TASK DETAILS: Whenever a line in this data holds the word "dialysate", report that line in full.

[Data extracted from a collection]
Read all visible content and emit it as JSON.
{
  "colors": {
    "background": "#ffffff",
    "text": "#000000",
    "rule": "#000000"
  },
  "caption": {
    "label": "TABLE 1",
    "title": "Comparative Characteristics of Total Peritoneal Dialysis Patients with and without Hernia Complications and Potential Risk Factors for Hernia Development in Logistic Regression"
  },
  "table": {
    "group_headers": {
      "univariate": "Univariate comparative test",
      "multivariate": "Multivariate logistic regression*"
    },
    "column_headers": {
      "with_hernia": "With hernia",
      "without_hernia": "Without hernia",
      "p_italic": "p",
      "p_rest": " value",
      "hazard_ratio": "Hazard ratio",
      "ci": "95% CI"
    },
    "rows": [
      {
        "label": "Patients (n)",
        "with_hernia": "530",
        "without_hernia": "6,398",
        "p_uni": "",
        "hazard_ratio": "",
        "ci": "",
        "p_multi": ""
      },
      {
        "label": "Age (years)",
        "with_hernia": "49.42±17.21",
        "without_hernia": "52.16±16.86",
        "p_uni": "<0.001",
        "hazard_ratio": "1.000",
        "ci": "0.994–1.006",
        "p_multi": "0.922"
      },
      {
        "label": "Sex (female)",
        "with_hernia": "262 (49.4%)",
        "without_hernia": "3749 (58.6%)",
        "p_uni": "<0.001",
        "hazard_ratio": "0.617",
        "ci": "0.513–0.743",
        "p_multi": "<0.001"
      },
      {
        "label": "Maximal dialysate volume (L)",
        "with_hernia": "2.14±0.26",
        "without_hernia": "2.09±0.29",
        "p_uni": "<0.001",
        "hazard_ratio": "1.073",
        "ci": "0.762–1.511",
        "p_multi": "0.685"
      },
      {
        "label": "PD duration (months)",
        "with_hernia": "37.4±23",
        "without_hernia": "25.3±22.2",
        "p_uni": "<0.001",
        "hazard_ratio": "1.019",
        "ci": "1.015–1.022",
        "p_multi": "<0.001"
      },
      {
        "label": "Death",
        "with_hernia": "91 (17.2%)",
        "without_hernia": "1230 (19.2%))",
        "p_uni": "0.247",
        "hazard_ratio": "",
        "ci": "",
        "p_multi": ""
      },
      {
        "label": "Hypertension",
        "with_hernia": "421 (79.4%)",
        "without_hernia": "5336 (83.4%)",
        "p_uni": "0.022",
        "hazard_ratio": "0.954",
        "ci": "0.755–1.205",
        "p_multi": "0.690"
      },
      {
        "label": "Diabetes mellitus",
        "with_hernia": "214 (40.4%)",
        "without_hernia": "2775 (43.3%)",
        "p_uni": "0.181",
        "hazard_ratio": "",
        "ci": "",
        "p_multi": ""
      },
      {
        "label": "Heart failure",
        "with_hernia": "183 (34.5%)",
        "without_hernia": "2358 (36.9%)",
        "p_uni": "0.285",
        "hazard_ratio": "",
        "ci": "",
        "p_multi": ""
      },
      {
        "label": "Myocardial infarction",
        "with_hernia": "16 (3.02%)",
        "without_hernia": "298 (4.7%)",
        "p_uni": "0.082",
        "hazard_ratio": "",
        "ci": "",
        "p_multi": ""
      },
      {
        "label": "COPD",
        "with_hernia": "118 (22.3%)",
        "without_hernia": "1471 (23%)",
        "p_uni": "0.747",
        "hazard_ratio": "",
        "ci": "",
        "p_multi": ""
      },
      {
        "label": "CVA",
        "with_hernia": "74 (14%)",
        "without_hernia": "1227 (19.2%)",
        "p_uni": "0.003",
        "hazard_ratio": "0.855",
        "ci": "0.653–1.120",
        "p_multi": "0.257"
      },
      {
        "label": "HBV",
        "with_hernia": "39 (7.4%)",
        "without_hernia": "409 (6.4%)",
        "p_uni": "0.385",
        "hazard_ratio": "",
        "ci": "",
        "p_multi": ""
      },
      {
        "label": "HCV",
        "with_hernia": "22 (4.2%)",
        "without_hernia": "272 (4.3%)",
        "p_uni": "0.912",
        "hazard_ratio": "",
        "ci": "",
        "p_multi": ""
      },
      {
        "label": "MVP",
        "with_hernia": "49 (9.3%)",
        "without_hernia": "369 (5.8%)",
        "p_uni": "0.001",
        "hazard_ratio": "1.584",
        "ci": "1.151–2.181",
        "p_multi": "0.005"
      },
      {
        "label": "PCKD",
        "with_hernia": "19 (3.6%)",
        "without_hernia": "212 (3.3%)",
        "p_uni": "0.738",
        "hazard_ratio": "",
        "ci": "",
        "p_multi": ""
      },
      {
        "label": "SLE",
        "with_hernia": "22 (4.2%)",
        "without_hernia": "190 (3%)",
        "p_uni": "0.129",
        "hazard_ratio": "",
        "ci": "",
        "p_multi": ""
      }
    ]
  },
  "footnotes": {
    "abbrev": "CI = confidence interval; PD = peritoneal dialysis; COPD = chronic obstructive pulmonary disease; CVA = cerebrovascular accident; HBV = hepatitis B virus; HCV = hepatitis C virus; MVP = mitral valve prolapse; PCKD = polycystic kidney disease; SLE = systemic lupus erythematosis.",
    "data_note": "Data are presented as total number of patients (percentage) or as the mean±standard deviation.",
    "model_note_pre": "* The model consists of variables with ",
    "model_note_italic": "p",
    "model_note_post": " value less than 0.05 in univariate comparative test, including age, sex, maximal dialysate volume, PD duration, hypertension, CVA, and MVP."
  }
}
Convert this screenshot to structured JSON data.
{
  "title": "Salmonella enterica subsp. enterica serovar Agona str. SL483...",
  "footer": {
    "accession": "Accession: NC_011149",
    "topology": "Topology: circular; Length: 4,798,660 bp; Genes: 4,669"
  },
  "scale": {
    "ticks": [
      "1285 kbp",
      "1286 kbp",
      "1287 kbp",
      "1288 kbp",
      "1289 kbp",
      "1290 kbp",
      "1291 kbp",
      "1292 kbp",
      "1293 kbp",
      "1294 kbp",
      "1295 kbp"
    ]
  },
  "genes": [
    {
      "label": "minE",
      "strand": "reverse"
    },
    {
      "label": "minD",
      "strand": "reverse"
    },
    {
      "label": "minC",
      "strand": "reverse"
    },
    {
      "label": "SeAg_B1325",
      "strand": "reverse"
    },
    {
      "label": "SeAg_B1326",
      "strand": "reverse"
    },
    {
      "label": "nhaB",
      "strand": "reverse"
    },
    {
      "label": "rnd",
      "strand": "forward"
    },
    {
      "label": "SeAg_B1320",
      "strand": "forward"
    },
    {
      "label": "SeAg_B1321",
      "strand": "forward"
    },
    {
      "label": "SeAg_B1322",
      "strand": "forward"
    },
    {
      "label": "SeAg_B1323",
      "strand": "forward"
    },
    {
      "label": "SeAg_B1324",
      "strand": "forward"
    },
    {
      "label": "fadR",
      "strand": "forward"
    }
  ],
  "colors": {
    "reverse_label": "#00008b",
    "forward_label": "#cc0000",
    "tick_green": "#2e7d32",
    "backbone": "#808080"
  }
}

COMPLETED TASK:
        "label": "Maximal dialysate volume (L)",
    "model_note_post": " value less than 0.05 in univariate comparative test, including age, sex, maximal dialysate volume, PD duration, hypertension, CVA, and MVP."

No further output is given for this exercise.